((

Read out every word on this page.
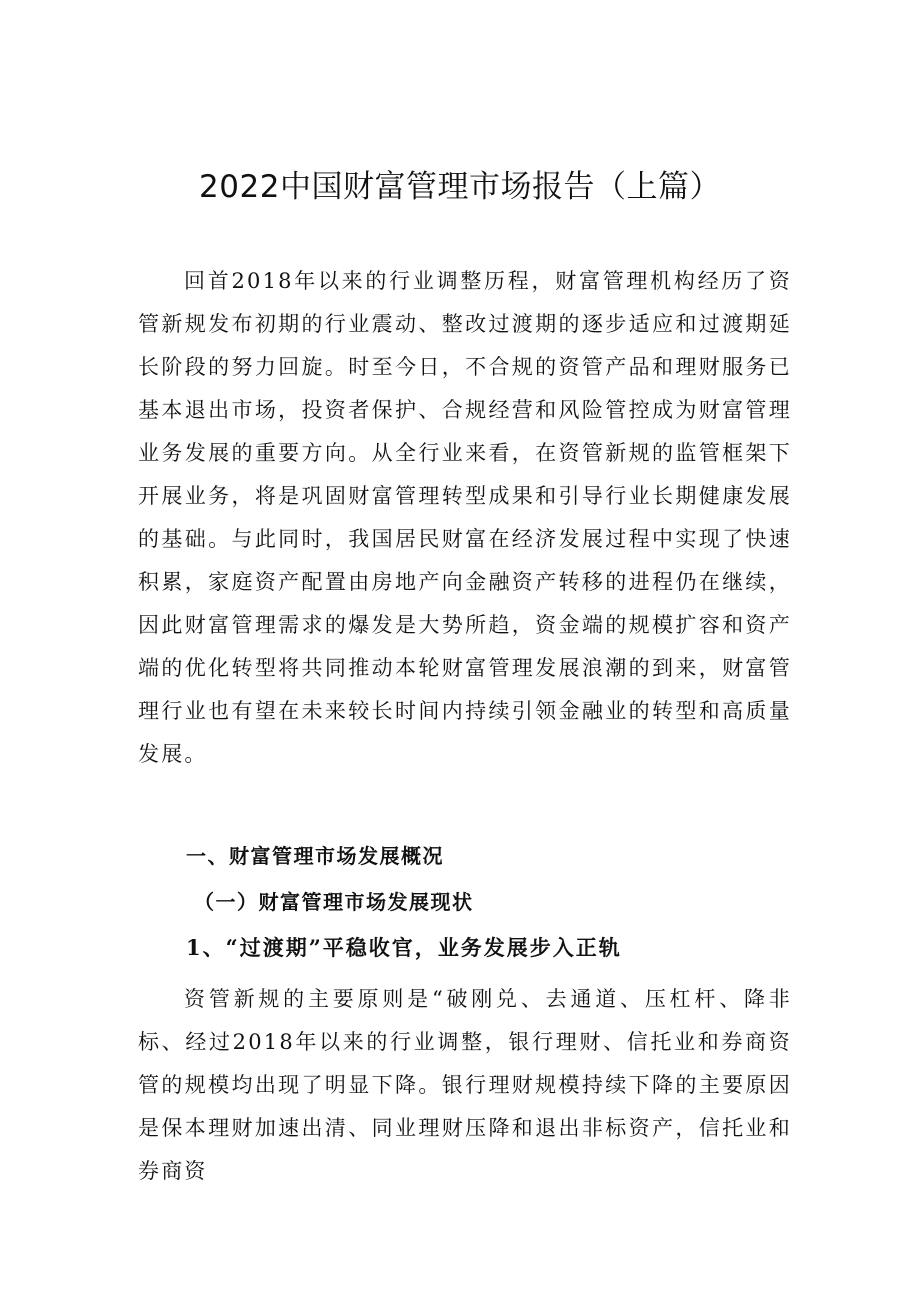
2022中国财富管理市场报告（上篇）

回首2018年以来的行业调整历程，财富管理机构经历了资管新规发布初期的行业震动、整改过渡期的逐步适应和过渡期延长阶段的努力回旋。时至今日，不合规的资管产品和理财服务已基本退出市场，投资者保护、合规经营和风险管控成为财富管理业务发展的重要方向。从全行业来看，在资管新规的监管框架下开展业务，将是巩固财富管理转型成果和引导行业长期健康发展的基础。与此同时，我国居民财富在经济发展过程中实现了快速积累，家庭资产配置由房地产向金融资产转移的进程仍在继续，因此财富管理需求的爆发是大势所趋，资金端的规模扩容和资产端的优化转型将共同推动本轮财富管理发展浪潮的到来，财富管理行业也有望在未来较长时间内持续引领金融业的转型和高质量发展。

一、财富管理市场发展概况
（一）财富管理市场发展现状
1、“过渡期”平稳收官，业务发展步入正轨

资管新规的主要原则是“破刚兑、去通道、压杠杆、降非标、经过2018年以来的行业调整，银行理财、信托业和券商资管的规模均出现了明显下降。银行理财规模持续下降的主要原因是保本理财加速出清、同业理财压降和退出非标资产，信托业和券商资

))

STATED GOAL:
Quote each line of the listing exactly, but leave the pictures out.

FINISHED EXERCISE:
Read out every word on this page.
2022中国财富管理市场报告（上篇）

回首2018年以来的行业调整历程，财富管理机构经历了资管新规发布初期的行业震动、整改过渡期的逐步适应和过渡期延长阶段的努力回旋。时至今日，不合规的资管产品和理财服务已基本退出市场，投资者保护、合规经营和风险管控成为财富管理业务发展的重要方向。从全行业来看，在资管新规的监管框架下开展业务，将是巩固财富管理转型成果和引导行业长期健康发展的基础。与此同时，我国居民财富在经济发展过程中实现了快速积累，家庭资产配置由房地产向金融资产转移的进程仍在继续，因此财富管理需求的爆发是大势所趋，资金端的规模扩容和资产端的优化转型将共同推动本轮财富管理发展浪潮的到来，财富管理行业也有望在未来较长时间内持续引领金融业的转型和高质量发展。

一、财富管理市场发展概况
（一）财富管理市场发展现状
1、“过渡期”平稳收官，业务发展步入正轨

资管新规的主要原则是“破刚兑、去通道、压杠杆、降非标、经过2018年以来的行业调整，银行理财、信托业和券商资管的规模均出现了明显下降。银行理财规模持续下降的主要原因是保本理财加速出清、同业理财压降和退出非标资产，信托业和券商资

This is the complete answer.